- EXERCISE REQUIREMENTS
Please find all lines in the data that hold the string "cover" and copy them.

- TASK DATA
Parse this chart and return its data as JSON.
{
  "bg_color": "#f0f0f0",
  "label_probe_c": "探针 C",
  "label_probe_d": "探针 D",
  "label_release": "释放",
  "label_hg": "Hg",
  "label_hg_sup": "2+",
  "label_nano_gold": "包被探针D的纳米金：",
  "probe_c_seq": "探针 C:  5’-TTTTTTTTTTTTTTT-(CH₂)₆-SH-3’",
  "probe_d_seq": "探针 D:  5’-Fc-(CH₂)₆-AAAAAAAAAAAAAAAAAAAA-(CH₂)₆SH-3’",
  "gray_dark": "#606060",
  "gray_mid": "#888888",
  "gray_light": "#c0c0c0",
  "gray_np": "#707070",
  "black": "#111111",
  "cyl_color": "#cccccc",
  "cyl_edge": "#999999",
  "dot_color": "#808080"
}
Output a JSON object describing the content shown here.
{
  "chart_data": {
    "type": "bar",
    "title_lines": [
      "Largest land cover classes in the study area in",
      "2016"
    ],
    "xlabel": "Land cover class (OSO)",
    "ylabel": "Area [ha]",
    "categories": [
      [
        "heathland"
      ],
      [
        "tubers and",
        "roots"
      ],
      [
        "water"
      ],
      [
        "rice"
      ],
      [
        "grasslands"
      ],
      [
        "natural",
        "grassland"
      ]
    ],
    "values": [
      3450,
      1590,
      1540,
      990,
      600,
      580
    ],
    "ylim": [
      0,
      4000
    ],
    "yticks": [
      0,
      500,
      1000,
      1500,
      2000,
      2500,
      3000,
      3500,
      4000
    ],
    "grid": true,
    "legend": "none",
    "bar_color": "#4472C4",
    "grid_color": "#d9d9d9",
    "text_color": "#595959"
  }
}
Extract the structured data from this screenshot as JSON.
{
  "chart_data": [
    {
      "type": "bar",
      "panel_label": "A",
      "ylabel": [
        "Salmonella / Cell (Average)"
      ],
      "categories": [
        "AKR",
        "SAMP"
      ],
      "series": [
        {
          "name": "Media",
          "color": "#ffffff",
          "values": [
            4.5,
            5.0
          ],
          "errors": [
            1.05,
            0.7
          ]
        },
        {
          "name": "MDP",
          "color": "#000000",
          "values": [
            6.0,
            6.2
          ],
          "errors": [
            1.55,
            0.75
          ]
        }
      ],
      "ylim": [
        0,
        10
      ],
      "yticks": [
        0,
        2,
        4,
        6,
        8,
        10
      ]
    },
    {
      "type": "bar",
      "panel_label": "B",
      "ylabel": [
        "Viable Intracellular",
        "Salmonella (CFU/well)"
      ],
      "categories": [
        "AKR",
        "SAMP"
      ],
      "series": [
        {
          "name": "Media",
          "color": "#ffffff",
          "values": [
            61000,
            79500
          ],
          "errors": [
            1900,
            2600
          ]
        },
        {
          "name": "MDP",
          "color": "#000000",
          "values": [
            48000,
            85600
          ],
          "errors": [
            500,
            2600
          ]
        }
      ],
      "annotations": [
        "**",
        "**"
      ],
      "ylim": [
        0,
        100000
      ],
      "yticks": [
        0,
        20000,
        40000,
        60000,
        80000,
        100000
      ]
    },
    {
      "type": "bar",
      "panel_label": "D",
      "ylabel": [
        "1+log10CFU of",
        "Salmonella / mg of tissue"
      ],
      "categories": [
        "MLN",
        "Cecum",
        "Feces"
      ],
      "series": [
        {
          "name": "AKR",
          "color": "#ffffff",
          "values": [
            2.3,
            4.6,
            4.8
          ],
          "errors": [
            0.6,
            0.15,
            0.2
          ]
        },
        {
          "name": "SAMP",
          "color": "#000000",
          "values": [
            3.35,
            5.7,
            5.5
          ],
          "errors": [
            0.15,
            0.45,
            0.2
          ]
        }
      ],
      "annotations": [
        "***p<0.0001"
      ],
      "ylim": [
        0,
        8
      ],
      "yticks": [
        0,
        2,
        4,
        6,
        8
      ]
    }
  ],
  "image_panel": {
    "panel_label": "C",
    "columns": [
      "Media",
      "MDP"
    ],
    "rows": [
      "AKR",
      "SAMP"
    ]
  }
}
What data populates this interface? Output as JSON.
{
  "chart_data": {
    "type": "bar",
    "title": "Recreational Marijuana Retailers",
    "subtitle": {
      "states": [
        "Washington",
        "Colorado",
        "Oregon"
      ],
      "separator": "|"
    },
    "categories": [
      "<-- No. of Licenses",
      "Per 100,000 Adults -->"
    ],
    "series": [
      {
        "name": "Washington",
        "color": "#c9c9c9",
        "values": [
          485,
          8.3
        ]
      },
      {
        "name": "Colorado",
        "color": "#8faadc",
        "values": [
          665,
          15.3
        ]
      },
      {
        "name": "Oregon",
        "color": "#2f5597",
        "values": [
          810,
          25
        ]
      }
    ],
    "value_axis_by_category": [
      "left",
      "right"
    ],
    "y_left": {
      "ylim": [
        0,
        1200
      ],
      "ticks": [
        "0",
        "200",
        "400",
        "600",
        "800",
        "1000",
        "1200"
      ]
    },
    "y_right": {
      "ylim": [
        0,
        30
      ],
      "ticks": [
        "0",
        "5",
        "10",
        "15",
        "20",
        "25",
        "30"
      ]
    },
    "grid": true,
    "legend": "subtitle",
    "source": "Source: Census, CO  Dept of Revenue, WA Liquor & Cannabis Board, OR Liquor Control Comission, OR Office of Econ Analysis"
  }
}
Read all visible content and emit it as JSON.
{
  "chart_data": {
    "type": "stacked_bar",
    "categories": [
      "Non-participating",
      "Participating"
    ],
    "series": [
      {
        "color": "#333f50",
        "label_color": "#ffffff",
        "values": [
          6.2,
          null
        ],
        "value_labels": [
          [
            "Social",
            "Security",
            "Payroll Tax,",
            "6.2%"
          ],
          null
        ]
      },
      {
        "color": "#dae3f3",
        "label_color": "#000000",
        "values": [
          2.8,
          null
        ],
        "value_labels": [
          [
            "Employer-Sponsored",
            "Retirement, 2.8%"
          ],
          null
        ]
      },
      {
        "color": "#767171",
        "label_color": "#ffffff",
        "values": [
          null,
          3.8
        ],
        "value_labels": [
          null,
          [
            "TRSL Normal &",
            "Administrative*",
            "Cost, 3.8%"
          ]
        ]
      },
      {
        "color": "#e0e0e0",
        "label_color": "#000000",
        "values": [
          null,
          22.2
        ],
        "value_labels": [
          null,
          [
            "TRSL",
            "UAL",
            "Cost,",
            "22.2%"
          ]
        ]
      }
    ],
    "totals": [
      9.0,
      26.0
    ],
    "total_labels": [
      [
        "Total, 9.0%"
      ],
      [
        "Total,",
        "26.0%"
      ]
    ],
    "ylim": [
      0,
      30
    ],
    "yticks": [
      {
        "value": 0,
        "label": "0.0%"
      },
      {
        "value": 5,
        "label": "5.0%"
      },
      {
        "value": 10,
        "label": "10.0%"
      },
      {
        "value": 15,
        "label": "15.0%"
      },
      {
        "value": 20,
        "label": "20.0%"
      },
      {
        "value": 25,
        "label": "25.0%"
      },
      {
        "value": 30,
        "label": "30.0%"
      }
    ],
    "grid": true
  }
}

- REPLY TO THE TASK
      "Largest land cover classes in the study area in",
    "xlabel": "Land cover class (OSO)",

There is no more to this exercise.